YOUR TASK:
Select the lines that contain "Include" and copy each of them.

STORED DATA:
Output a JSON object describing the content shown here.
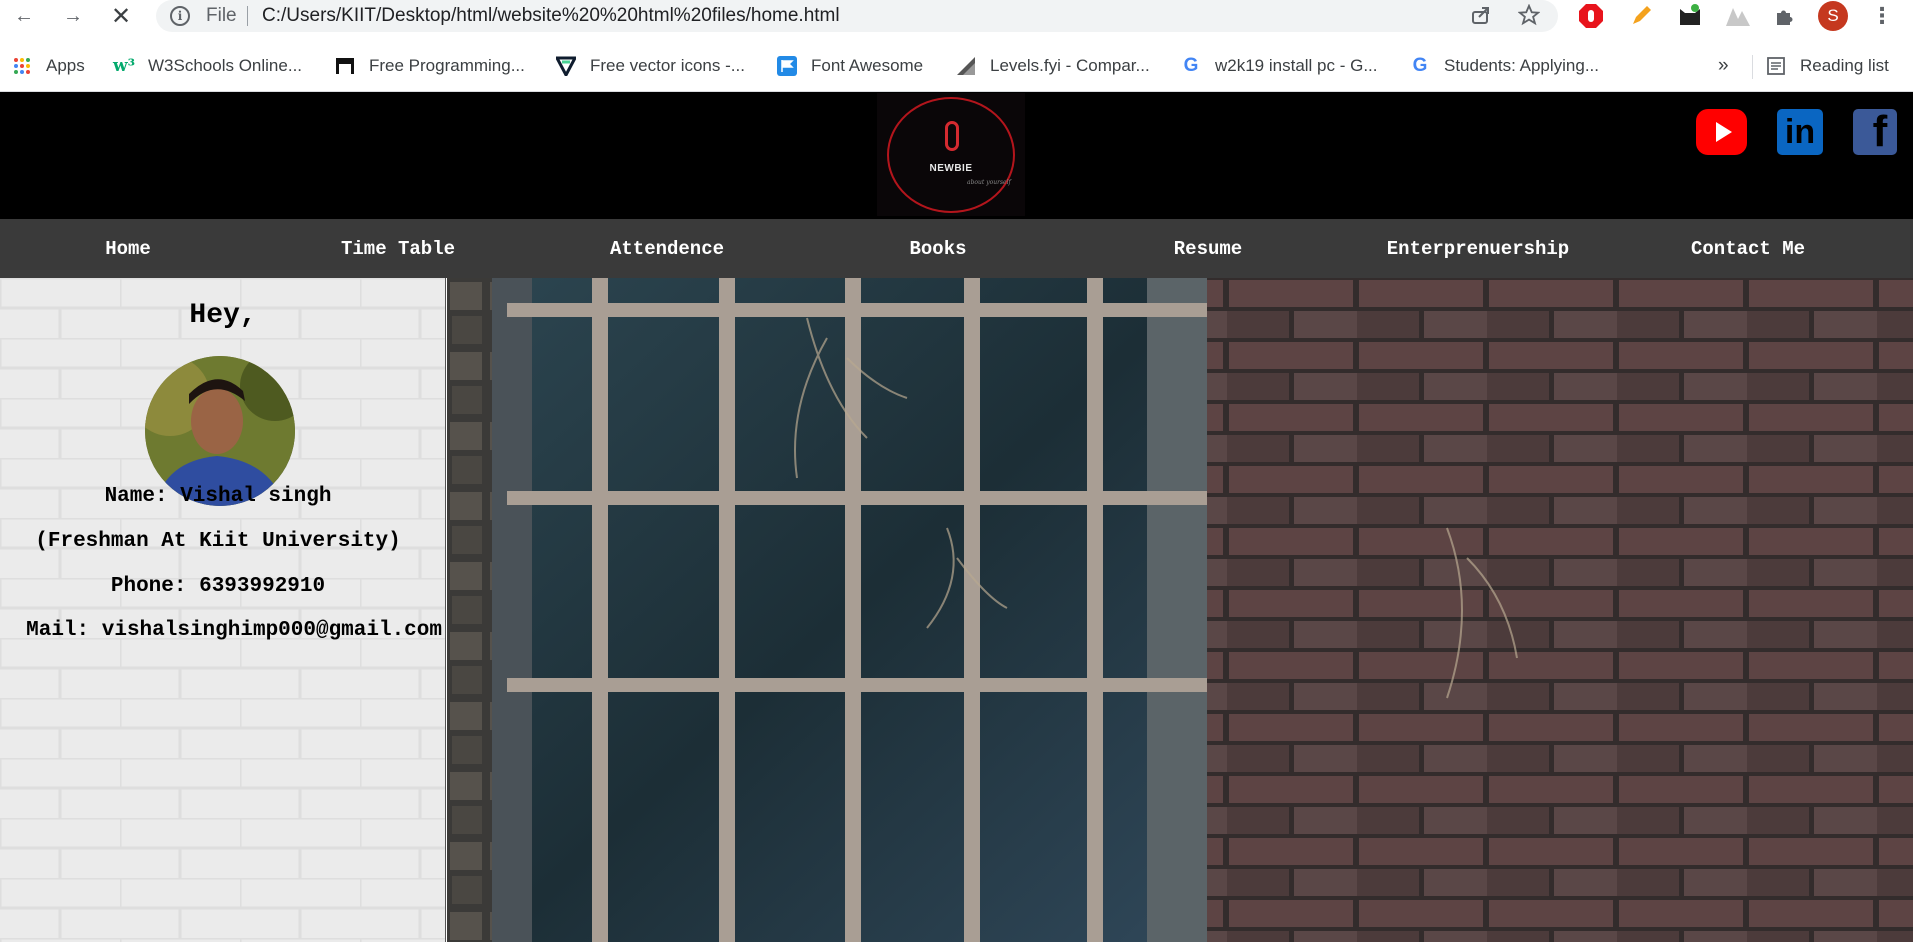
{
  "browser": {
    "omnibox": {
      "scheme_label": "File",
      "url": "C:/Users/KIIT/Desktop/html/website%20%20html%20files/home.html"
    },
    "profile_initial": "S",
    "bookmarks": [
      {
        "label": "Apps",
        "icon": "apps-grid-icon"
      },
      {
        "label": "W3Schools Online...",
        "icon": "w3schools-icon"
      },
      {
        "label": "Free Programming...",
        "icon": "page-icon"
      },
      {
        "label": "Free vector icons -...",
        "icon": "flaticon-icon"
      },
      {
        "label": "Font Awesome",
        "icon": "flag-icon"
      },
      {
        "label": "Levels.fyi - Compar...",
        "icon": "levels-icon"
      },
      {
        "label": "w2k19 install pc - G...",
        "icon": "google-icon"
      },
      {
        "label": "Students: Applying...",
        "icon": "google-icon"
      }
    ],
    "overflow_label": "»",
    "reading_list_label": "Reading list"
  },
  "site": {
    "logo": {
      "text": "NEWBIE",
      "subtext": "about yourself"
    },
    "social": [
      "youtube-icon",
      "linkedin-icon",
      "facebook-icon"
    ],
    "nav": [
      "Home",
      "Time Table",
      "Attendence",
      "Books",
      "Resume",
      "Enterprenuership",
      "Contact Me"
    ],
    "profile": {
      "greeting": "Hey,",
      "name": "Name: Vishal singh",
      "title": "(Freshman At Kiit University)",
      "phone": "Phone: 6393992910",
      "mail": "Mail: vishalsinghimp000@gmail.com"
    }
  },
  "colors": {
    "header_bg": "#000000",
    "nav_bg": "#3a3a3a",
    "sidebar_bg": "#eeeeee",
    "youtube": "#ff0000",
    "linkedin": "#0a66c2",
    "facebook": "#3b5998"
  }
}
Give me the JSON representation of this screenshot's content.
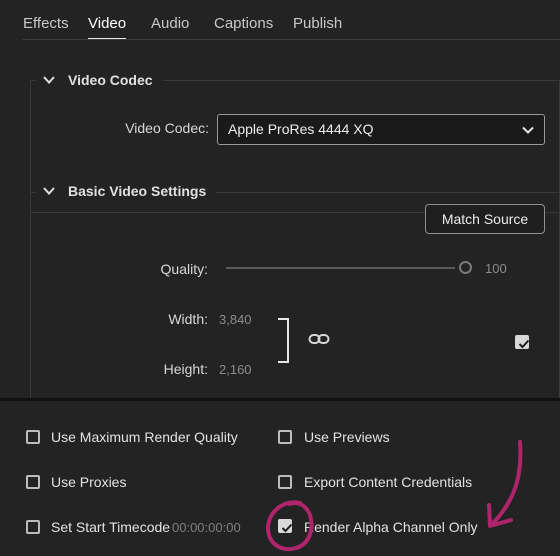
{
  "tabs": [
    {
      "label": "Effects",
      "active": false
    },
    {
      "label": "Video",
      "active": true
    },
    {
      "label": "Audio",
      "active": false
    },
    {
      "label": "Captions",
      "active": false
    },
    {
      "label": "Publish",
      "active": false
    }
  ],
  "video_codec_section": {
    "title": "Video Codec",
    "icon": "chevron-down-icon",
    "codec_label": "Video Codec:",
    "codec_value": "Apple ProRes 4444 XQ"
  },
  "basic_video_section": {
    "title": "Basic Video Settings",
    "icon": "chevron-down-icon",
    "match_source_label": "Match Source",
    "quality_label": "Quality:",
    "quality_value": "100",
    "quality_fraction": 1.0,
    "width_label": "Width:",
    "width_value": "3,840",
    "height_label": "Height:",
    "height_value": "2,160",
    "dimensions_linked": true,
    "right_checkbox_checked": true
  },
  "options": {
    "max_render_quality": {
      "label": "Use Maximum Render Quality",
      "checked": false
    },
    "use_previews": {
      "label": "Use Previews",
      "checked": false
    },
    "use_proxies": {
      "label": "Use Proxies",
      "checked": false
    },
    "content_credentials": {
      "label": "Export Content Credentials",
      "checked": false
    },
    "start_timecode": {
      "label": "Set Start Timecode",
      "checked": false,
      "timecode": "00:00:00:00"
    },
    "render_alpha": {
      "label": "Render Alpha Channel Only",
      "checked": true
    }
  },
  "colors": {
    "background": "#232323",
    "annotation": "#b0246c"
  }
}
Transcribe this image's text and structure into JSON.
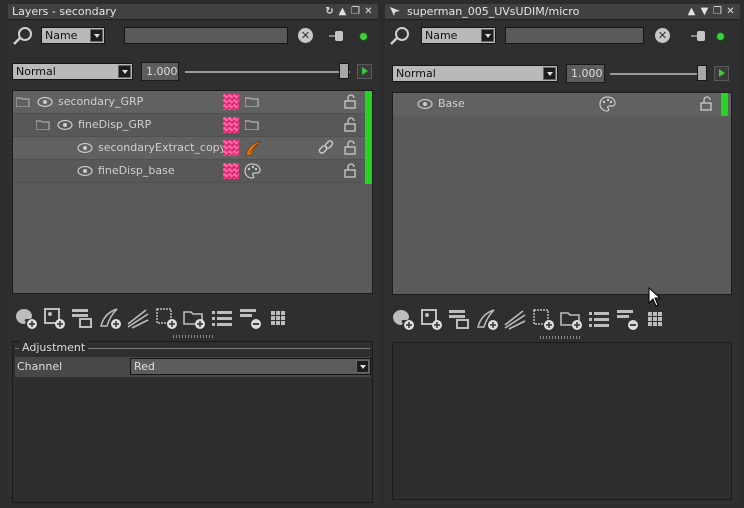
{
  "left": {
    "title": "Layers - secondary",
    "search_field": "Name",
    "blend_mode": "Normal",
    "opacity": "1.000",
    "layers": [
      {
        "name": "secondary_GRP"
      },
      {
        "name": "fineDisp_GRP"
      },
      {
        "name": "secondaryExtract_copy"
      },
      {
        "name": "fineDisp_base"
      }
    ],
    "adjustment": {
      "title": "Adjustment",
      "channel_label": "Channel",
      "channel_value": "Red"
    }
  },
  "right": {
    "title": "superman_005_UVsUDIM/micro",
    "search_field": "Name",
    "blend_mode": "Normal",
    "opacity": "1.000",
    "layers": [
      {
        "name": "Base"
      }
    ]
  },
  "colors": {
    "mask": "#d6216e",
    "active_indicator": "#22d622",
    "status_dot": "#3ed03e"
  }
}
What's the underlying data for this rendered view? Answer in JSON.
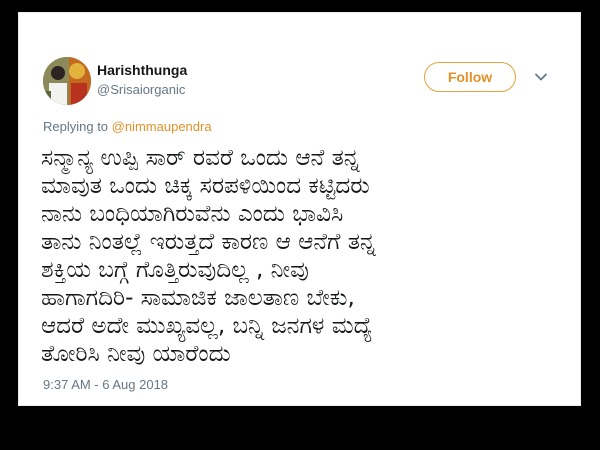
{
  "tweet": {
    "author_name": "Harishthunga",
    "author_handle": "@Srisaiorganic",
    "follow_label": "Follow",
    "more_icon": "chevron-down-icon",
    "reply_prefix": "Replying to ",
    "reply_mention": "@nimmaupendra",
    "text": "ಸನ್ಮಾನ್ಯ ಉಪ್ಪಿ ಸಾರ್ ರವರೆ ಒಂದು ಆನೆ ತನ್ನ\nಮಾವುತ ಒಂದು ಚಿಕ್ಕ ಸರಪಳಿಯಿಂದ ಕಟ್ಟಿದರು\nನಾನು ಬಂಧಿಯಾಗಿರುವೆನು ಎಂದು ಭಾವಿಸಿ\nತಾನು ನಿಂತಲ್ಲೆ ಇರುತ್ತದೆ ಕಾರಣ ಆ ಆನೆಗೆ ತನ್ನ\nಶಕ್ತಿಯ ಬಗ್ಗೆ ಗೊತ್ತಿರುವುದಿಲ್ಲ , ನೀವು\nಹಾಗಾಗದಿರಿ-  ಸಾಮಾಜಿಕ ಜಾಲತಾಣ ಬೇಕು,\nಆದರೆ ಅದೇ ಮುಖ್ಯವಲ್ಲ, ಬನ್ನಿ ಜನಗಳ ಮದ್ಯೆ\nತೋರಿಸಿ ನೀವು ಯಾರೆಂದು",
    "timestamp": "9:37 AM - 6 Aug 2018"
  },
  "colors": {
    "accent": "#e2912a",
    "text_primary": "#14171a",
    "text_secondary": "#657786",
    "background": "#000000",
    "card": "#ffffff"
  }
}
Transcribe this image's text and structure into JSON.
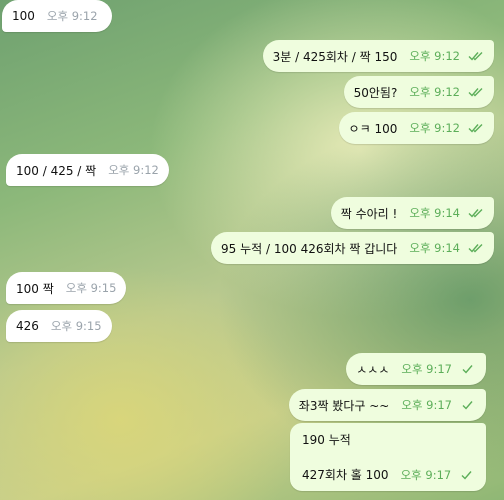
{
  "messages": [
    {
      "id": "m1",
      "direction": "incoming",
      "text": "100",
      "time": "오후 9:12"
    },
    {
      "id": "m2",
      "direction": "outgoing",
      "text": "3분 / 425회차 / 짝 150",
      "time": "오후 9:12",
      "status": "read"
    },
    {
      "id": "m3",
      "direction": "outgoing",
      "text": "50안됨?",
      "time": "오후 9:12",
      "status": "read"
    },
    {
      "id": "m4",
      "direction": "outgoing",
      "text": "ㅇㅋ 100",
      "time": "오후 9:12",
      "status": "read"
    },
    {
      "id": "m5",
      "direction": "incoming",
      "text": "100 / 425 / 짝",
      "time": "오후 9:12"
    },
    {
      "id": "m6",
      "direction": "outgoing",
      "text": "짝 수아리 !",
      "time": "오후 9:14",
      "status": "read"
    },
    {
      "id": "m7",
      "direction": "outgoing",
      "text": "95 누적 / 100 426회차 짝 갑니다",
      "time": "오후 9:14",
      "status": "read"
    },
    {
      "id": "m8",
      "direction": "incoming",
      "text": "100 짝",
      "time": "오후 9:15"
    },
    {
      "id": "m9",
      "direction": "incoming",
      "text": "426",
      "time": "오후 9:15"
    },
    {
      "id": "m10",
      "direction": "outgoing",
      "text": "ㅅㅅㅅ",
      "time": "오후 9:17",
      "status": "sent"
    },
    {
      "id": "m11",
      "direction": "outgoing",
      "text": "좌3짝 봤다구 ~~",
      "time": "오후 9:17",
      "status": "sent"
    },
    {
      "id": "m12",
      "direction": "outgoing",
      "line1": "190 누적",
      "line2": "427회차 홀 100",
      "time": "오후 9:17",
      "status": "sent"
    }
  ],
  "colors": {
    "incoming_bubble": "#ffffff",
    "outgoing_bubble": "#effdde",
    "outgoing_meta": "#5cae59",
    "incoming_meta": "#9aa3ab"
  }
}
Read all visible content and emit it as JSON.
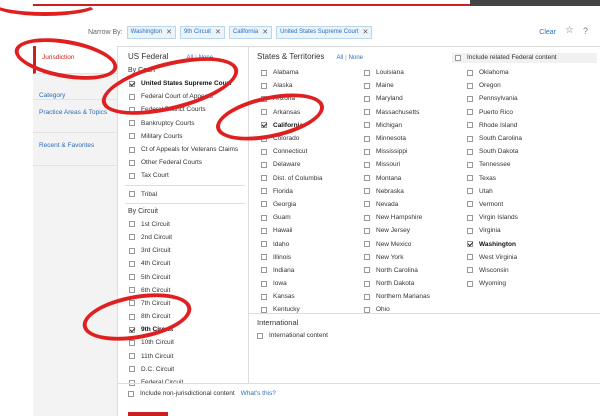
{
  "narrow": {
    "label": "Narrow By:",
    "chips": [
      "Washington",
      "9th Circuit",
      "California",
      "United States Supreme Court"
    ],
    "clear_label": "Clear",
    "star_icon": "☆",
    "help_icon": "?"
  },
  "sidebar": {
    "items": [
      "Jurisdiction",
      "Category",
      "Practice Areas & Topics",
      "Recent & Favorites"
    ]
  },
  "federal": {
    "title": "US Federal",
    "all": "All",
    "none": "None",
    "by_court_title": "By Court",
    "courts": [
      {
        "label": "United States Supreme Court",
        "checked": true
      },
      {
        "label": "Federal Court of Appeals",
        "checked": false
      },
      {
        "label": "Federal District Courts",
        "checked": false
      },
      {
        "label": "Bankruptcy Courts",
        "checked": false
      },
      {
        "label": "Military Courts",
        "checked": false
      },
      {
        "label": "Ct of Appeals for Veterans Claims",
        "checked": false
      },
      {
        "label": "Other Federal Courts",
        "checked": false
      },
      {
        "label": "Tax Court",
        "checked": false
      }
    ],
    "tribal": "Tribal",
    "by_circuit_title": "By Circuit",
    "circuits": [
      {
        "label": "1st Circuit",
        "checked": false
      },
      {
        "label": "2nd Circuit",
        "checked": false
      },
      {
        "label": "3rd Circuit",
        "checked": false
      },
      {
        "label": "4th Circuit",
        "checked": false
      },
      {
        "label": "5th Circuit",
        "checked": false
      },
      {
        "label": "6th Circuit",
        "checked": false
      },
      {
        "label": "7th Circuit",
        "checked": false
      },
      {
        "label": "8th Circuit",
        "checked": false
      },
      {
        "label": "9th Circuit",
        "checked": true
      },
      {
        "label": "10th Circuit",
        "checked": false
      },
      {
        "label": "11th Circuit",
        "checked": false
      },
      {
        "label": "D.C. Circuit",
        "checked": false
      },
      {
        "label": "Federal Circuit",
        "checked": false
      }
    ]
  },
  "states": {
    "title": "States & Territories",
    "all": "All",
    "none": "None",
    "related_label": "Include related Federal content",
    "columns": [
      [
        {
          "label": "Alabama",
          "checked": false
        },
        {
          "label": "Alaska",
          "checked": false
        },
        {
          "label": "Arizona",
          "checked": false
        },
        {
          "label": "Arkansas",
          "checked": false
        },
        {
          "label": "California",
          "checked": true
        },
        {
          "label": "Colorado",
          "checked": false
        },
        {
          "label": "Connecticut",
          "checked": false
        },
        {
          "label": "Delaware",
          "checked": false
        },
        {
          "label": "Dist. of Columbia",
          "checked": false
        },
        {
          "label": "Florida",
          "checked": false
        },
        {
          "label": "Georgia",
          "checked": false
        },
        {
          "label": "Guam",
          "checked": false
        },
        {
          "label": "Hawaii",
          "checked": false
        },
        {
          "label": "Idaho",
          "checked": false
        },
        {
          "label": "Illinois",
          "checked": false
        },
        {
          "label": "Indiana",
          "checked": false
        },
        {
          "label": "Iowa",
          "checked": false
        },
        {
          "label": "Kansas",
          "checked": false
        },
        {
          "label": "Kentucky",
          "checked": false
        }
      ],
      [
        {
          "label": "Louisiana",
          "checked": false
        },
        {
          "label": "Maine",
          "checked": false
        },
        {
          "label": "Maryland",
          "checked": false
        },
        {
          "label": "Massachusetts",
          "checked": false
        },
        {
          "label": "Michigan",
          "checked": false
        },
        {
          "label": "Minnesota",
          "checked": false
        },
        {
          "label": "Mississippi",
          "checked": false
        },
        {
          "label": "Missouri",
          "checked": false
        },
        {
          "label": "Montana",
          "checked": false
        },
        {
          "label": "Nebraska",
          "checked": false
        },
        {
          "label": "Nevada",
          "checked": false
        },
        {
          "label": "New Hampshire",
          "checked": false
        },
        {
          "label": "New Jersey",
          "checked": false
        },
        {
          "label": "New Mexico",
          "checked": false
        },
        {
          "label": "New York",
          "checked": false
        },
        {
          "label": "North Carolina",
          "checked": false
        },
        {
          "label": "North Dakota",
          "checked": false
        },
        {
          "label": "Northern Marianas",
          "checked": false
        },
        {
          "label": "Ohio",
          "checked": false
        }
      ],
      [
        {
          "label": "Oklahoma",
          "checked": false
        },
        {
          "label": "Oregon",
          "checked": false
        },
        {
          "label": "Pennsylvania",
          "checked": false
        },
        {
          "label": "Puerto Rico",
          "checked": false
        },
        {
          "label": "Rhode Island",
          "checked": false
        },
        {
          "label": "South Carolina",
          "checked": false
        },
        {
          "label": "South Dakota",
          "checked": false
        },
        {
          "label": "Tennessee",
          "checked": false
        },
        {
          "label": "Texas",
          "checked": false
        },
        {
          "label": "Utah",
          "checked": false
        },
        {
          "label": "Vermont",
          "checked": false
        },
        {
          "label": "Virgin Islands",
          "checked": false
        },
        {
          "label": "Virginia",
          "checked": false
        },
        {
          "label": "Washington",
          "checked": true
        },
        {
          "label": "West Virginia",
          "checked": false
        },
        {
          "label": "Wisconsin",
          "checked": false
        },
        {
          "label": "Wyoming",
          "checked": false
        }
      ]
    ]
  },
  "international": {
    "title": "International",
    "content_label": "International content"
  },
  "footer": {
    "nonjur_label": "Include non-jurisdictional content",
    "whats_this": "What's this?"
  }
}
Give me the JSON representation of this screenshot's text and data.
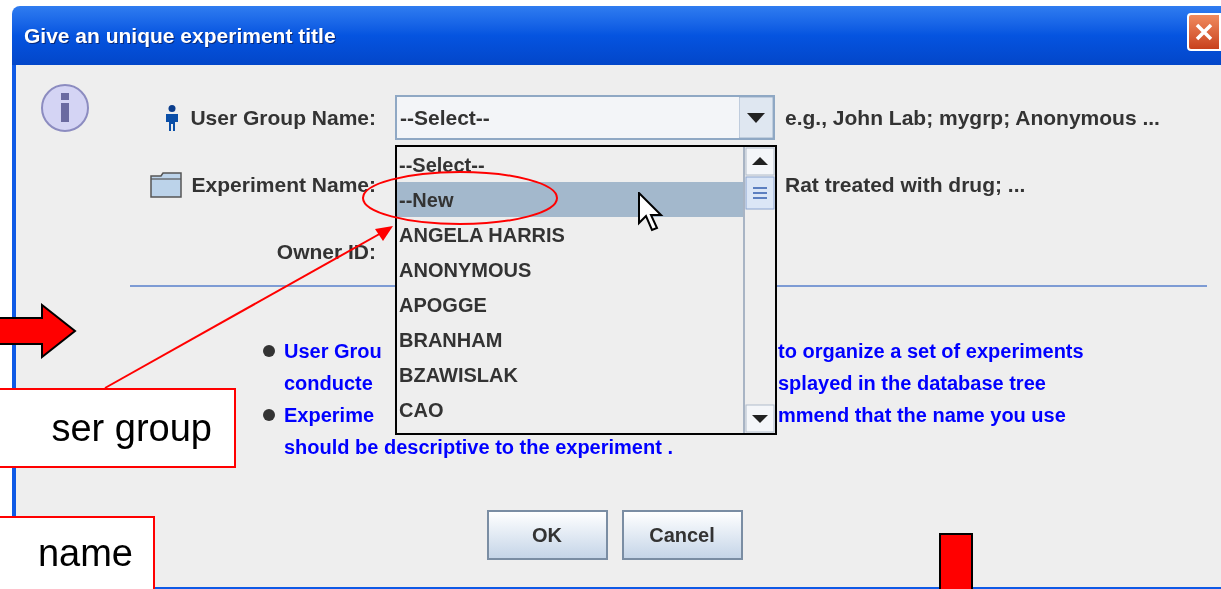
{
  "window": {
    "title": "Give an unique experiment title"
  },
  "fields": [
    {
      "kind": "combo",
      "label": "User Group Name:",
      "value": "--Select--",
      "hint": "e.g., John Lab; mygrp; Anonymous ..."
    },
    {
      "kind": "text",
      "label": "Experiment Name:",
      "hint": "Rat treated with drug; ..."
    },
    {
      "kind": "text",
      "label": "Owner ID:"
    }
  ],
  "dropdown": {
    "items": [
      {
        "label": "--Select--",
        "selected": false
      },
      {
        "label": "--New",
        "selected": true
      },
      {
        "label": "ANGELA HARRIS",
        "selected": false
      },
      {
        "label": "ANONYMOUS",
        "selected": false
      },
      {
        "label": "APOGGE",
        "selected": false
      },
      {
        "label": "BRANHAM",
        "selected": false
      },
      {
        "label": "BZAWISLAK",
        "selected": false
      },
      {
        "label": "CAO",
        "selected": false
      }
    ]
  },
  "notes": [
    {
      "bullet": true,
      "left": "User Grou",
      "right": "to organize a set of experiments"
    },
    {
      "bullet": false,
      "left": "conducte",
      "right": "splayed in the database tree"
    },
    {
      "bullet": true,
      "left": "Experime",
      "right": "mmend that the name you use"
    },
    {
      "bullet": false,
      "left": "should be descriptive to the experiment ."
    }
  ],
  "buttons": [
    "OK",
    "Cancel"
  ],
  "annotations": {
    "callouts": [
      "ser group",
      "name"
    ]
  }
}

SOLUTION TO THE PROBLEM:
    "related_label": "Include related Federal content",
    "nonjur_label": "Include non-jurisdictional content",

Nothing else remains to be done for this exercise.